◆ **Do this**: Exclude any images and output the remaining records exactly.

## BEGIN Records

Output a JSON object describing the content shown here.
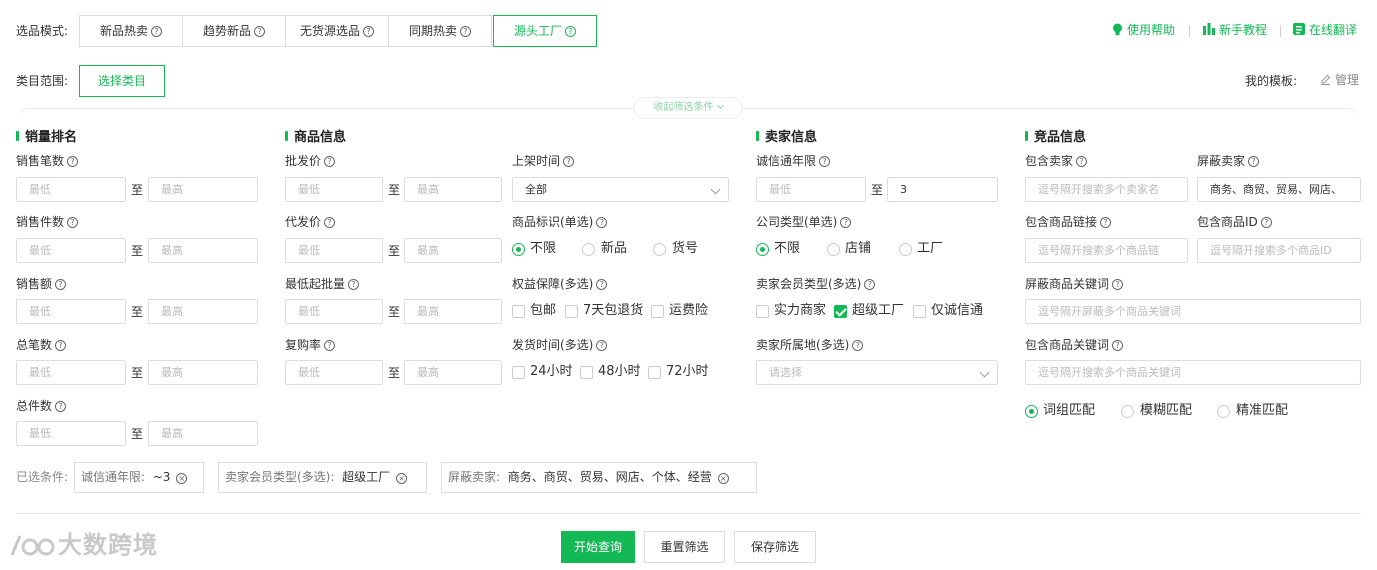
{
  "mode_label": "选品模式:",
  "tabs": [
    {
      "label": "新品热卖"
    },
    {
      "label": "趋势新品"
    },
    {
      "label": "无货源选品"
    },
    {
      "label": "同期热卖"
    },
    {
      "label": "源头工厂"
    }
  ],
  "help_links": {
    "help": "使用帮助",
    "tutorial": "新手教程",
    "translate": "在线翻译"
  },
  "category": {
    "label": "类目范围:",
    "button": "选择类目"
  },
  "template": {
    "label": "我的模板:",
    "manage": "管理"
  },
  "collapse_label": "收起筛选条件",
  "placeholders": {
    "min": "最低",
    "max": "最高",
    "to": "至"
  },
  "sales": {
    "title": "销量排名",
    "fields": [
      "销售笔数",
      "销售件数",
      "销售额",
      "总笔数",
      "总件数"
    ]
  },
  "product": {
    "title": "商品信息",
    "fields": [
      "批发价",
      "代发价",
      "最低起批量",
      "复购率"
    ],
    "listing_time": {
      "label": "上架时间",
      "value": "全部"
    },
    "tag": {
      "label": "商品标识(单选)",
      "options": [
        "不限",
        "新品",
        "货号"
      ],
      "selected": "不限"
    },
    "rights": {
      "label": "权益保障(多选)",
      "options": [
        "包邮",
        "7天包退货",
        "运费险"
      ]
    },
    "ship": {
      "label": "发货时间(多选)",
      "options": [
        "24小时",
        "48小时",
        "72小时"
      ]
    }
  },
  "seller": {
    "title": "卖家信息",
    "years": {
      "label": "诚信通年限",
      "min_placeholder": "最低",
      "max_value": "3"
    },
    "company": {
      "label": "公司类型(单选)",
      "options": [
        "不限",
        "店铺",
        "工厂"
      ],
      "selected": "不限"
    },
    "member": {
      "label": "卖家会员类型(多选)",
      "options": [
        "实力商家",
        "超级工厂",
        "仅诚信通"
      ],
      "checked": "超级工厂"
    },
    "location": {
      "label": "卖家所属地(多选)",
      "placeholder": "请选择"
    }
  },
  "competitor": {
    "title": "竞品信息",
    "include_seller": {
      "label": "包含卖家",
      "placeholder": "逗号隔开搜索多个卖家名"
    },
    "block_seller": {
      "label": "屏蔽卖家",
      "value": "商务、商贸、贸易、网店、"
    },
    "include_link": {
      "label": "包含商品链接",
      "placeholder": "逗号隔开搜索多个商品链"
    },
    "include_id": {
      "label": "包含商品ID",
      "placeholder": "逗号隔开搜索多个商品ID"
    },
    "block_keyword": {
      "label": "屏蔽商品关键词",
      "placeholder": "逗号隔开屏蔽多个商品关键词"
    },
    "include_keyword": {
      "label": "包含商品关键词",
      "placeholder": "逗号隔开搜索多个商品关键词"
    },
    "match": {
      "options": [
        "词组匹配",
        "模糊匹配",
        "精准匹配"
      ],
      "selected": "词组匹配"
    }
  },
  "selected_conditions": {
    "label": "已选条件:",
    "chips": [
      {
        "key": "诚信通年限:",
        "value": "~3"
      },
      {
        "key": "卖家会员类型(多选):",
        "value": "超级工厂"
      },
      {
        "key": "屏蔽卖家:",
        "value": "商务、商贸、贸易、网店、个体、经营"
      }
    ]
  },
  "actions": {
    "search": "开始查询",
    "reset": "重置筛选",
    "save": "保存筛选"
  },
  "watermark": "大数跨境",
  "colors": {
    "accent": "#13b955",
    "border": "#dddddd"
  }
}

## END Records

◆ **Completed exercise**:
Output a JSON object describing the content shown here.
{
  "mode_label": "选品模式:",
  "tabs": [
    {
      "label": "新品热卖"
    },
    {
      "label": "趋势新品"
    },
    {
      "label": "无货源选品"
    },
    {
      "label": "同期热卖"
    },
    {
      "label": "源头工厂"
    }
  ],
  "help_links": {
    "help": "使用帮助",
    "tutorial": "新手教程",
    "translate": "在线翻译"
  },
  "category": {
    "label": "类目范围:",
    "button": "选择类目"
  },
  "template": {
    "label": "我的模板:",
    "manage": "管理"
  },
  "collapse_label": "收起筛选条件",
  "placeholders": {
    "min": "最低",
    "max": "最高",
    "to": "至"
  },
  "sales": {
    "title": "销量排名",
    "fields": [
      "销售笔数",
      "销售件数",
      "销售额",
      "总笔数",
      "总件数"
    ]
  },
  "product": {
    "title": "商品信息",
    "fields": [
      "批发价",
      "代发价",
      "最低起批量",
      "复购率"
    ],
    "listing_time": {
      "label": "上架时间",
      "value": "全部"
    },
    "tag": {
      "label": "商品标识(单选)",
      "options": [
        "不限",
        "新品",
        "货号"
      ],
      "selected": "不限"
    },
    "rights": {
      "label": "权益保障(多选)",
      "options": [
        "包邮",
        "7天包退货",
        "运费险"
      ]
    },
    "ship": {
      "label": "发货时间(多选)",
      "options": [
        "24小时",
        "48小时",
        "72小时"
      ]
    }
  },
  "seller": {
    "title": "卖家信息",
    "years": {
      "label": "诚信通年限",
      "min_placeholder": "最低",
      "max_value": "3"
    },
    "company": {
      "label": "公司类型(单选)",
      "options": [
        "不限",
        "店铺",
        "工厂"
      ],
      "selected": "不限"
    },
    "member": {
      "label": "卖家会员类型(多选)",
      "options": [
        "实力商家",
        "超级工厂",
        "仅诚信通"
      ],
      "checked": "超级工厂"
    },
    "location": {
      "label": "卖家所属地(多选)",
      "placeholder": "请选择"
    }
  },
  "competitor": {
    "title": "竞品信息",
    "include_seller": {
      "label": "包含卖家",
      "placeholder": "逗号隔开搜索多个卖家名"
    },
    "block_seller": {
      "label": "屏蔽卖家",
      "value": "商务、商贸、贸易、网店、"
    },
    "include_link": {
      "label": "包含商品链接",
      "placeholder": "逗号隔开搜索多个商品链"
    },
    "include_id": {
      "label": "包含商品ID",
      "placeholder": "逗号隔开搜索多个商品ID"
    },
    "block_keyword": {
      "label": "屏蔽商品关键词",
      "placeholder": "逗号隔开屏蔽多个商品关键词"
    },
    "include_keyword": {
      "label": "包含商品关键词",
      "placeholder": "逗号隔开搜索多个商品关键词"
    },
    "match": {
      "options": [
        "词组匹配",
        "模糊匹配",
        "精准匹配"
      ],
      "selected": "词组匹配"
    }
  },
  "selected_conditions": {
    "label": "已选条件:",
    "chips": [
      {
        "key": "诚信通年限:",
        "value": "~3"
      },
      {
        "key": "卖家会员类型(多选):",
        "value": "超级工厂"
      },
      {
        "key": "屏蔽卖家:",
        "value": "商务、商贸、贸易、网店、个体、经营"
      }
    ]
  },
  "actions": {
    "search": "开始查询",
    "reset": "重置筛选",
    "save": "保存筛选"
  },
  "watermark": "大数跨境",
  "colors": {
    "accent": "#13b955",
    "border": "#dddddd"
  }
}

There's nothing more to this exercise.